• **The problem**: Please determine how many lines of the material include the word "Headers", and respond with nothing but that number.

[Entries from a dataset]

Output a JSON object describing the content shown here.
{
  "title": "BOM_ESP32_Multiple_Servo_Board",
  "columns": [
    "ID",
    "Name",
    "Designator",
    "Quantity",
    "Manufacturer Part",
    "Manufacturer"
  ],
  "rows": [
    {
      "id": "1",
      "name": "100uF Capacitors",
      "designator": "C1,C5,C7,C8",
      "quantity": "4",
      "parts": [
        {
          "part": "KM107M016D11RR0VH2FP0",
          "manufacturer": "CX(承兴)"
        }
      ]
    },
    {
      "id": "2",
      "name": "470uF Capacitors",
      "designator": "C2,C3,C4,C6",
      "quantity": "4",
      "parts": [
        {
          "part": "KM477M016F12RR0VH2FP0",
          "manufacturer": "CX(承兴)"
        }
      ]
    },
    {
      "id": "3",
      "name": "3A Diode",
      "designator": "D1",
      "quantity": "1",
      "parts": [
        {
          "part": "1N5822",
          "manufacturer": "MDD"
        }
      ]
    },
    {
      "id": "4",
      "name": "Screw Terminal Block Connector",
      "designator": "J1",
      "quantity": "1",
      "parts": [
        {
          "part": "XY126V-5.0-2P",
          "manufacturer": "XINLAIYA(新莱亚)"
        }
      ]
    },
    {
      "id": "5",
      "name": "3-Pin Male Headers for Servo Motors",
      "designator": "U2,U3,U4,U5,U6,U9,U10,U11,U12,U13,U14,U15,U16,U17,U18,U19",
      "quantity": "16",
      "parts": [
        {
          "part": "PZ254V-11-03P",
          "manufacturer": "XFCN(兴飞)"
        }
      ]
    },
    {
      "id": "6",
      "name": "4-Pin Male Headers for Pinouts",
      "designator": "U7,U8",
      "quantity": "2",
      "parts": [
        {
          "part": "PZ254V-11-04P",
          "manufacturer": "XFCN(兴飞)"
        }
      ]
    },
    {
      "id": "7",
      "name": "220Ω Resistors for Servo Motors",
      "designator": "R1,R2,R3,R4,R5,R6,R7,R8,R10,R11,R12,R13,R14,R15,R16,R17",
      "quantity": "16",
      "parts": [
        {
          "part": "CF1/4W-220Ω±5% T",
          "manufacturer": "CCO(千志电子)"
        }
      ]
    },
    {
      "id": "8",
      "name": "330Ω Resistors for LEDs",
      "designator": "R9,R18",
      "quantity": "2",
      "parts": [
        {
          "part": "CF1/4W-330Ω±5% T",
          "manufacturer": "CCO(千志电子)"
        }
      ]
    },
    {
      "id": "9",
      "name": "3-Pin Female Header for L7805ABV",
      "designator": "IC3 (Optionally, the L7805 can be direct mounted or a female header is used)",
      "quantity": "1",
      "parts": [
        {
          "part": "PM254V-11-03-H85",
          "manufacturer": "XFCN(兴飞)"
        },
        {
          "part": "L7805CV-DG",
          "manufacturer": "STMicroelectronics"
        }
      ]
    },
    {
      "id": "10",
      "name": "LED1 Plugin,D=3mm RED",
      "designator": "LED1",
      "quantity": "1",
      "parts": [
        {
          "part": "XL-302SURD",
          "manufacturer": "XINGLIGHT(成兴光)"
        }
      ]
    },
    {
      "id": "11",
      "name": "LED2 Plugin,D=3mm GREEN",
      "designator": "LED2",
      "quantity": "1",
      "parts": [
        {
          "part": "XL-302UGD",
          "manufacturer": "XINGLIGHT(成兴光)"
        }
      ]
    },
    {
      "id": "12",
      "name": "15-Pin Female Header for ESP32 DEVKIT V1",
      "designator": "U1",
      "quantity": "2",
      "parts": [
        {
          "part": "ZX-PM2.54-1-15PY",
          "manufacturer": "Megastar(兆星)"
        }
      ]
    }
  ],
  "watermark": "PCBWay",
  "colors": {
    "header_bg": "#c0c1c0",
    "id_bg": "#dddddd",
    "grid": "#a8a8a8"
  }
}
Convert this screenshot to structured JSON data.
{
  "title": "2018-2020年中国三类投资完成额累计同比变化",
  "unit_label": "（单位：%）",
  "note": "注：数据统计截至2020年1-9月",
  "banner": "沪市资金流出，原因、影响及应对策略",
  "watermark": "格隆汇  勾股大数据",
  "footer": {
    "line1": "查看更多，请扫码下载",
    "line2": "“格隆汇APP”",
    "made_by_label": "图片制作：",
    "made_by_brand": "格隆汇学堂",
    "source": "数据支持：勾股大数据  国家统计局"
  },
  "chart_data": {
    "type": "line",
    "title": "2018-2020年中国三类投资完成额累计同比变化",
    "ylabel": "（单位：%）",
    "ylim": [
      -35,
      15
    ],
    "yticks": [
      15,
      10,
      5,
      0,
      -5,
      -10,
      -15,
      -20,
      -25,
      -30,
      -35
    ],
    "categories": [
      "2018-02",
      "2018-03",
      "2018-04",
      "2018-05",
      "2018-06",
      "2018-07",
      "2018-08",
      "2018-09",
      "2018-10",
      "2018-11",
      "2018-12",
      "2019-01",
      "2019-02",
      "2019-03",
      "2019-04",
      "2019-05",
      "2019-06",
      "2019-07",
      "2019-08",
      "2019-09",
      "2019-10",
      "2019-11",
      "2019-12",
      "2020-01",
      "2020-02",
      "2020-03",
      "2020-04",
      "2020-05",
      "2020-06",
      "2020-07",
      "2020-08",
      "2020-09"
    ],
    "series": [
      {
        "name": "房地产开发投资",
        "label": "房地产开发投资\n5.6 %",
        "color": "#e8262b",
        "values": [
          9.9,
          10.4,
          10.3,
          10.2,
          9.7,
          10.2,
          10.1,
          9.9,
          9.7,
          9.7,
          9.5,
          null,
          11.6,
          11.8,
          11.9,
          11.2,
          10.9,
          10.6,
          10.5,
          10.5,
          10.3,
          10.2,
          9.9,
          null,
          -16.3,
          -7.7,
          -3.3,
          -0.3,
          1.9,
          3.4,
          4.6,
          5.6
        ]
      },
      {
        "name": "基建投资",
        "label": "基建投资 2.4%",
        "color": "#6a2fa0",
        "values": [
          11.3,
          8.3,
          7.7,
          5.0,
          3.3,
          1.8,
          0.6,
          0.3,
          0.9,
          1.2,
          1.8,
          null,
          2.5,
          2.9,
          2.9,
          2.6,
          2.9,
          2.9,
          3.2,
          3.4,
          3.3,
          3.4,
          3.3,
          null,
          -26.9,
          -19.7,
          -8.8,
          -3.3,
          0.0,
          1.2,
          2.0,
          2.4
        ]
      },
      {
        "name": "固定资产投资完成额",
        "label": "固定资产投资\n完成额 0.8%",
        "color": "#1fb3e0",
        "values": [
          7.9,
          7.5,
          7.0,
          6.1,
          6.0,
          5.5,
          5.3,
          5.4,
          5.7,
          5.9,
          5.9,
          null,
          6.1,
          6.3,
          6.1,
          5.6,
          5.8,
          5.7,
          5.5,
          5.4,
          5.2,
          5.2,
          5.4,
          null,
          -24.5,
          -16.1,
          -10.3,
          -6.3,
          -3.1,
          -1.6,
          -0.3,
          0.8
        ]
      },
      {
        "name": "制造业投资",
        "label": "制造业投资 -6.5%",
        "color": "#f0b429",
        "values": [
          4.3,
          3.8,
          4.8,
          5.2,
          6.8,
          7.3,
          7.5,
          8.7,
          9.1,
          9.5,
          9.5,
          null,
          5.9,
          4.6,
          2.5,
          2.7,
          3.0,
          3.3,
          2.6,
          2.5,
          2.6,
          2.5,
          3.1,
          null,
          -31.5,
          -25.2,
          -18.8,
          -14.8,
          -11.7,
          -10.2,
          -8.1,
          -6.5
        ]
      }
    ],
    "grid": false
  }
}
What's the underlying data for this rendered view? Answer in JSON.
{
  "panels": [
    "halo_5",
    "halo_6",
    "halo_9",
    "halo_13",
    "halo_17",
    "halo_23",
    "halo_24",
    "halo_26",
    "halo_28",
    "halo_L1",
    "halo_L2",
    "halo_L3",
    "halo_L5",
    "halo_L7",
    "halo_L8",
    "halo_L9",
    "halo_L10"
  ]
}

• **Complete answer**: 2